● Instructions to follow
Scan the records for lines with the word "differences", and copy every such line.

● App and web page records
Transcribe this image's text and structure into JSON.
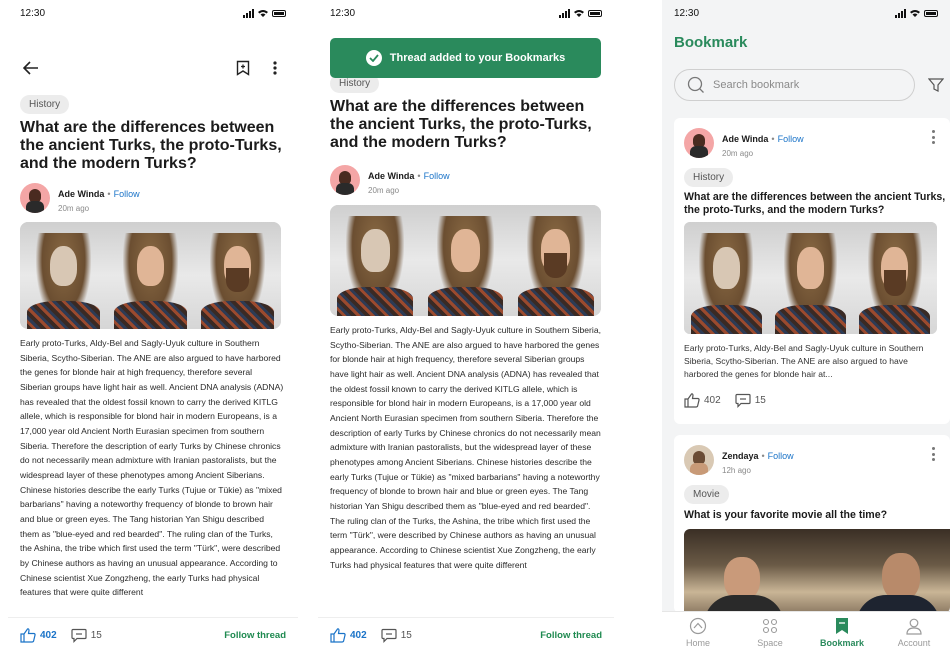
{
  "status": {
    "time": "12:30"
  },
  "post": {
    "category": "History",
    "title": "What are the differences between the ancient Turks, the proto-Turks, and the modern Turks?",
    "author": "Ade Winda",
    "follow": "Follow",
    "time": "20m ago",
    "body": "Early proto-Turks, Aldy-Bel and Sagly-Uyuk culture in Southern Siberia, Scytho-Siberian. The ANE are also argued to have harbored the genes for blonde hair at high frequency, therefore several Siberian groups have light hair as well. Ancient DNA analysis (ADNA) has revealed that the oldest fossil known to carry the derived KITLG allele, which is responsible for blond hair in modern Europeans, is a 17,000 year old Ancient North Eurasian specimen from southern Siberia. Therefore the description of early Turks by Chinese chronics do not necessarily mean admixture with Iranian pastoralists, but the widespread layer of these phenotypes among Ancient Siberians. Chinese histories describe the early Turks (Tujue or Tükie) as \"mixed barbarians\" having a noteworthy frequency of blonde to brown hair and blue or green eyes. The Tang historian Yan Shigu described them as \"blue-eyed and red bearded\". The ruling clan of the Turks, the Ashina, the tribe which first used the term \"Türk\", were described by Chinese authors as having an unusual appearance. According to Chinese scientist Xue Zongzheng, the early Turks had physical features that were quite different",
    "likes": "402",
    "comments": "15",
    "follow_thread": "Follow thread"
  },
  "toast": {
    "message": "Thread added to your Bookmarks"
  },
  "bookmark": {
    "title": "Bookmark",
    "search_placeholder": "Search bookmark",
    "card1": {
      "author": "Ade Winda",
      "follow": "Follow",
      "time": "20m ago",
      "category": "History",
      "title": "What are the differences between the ancient Turks, the proto-Turks, and the modern Turks?",
      "excerpt": "Early proto-Turks, Aldy-Bel and Sagly-Uyuk culture in Southern Siberia, Scytho-Siberian. The ANE are also argued to have harbored the genes for blonde hair at...",
      "likes": "402",
      "comments": "15"
    },
    "card2": {
      "author": "Zendaya",
      "follow": "Follow",
      "time": "12h ago",
      "category": "Movie",
      "title": "What is your favorite movie all the time?"
    },
    "nav": [
      {
        "label": "Home",
        "icon": "home-icon"
      },
      {
        "label": "Space",
        "icon": "space-icon"
      },
      {
        "label": "Bookmark",
        "icon": "bookmark-icon"
      },
      {
        "label": "Account",
        "icon": "account-icon"
      }
    ]
  },
  "colors": {
    "accent_green": "#2a8a5c",
    "link_blue": "#1a73c8"
  }
}
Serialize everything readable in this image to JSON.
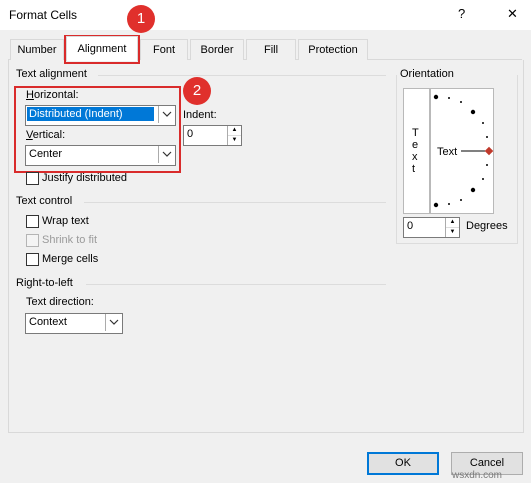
{
  "window": {
    "title": "Format Cells",
    "help_glyph": "?",
    "close_glyph": "✕"
  },
  "tabs": [
    {
      "label": "Number"
    },
    {
      "label": "Alignment"
    },
    {
      "label": "Font"
    },
    {
      "label": "Border"
    },
    {
      "label": "Fill"
    },
    {
      "label": "Protection"
    }
  ],
  "text_alignment": {
    "group_label": "Text alignment",
    "horizontal_label": "Horizontal:",
    "horizontal_value": "Distributed (Indent)",
    "vertical_label": "Vertical:",
    "vertical_value": "Center",
    "indent_label": "Indent:",
    "indent_value": "0",
    "justify_label": "Justify distributed"
  },
  "text_control": {
    "group_label": "Text control",
    "wrap_label": "Wrap text",
    "shrink_label": "Shrink to fit",
    "merge_label": "Merge cells"
  },
  "rtl": {
    "group_label": "Right-to-left",
    "direction_label": "Text direction:",
    "direction_value": "Context"
  },
  "orientation": {
    "group_label": "Orientation",
    "vertical_text": [
      "T",
      "e",
      "x",
      "t"
    ],
    "dial_text": "Text",
    "degrees_value": "0",
    "degrees_label": "Degrees"
  },
  "buttons": {
    "ok": "OK",
    "cancel": "Cancel"
  },
  "annotations": [
    {
      "number": "1"
    },
    {
      "number": "2"
    }
  ],
  "watermark": "wsxdn.com",
  "colors": {
    "accent": "#0078d7",
    "highlight_red": "#d92b2b",
    "badge_red": "#e0302c"
  }
}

● Task result
    "title": "What are the differences between the ancient Turks, the proto-Turks, and the modern Turks?",
      "title": "What are the differences between the ancient Turks, the proto-Turks, and the modern Turks?",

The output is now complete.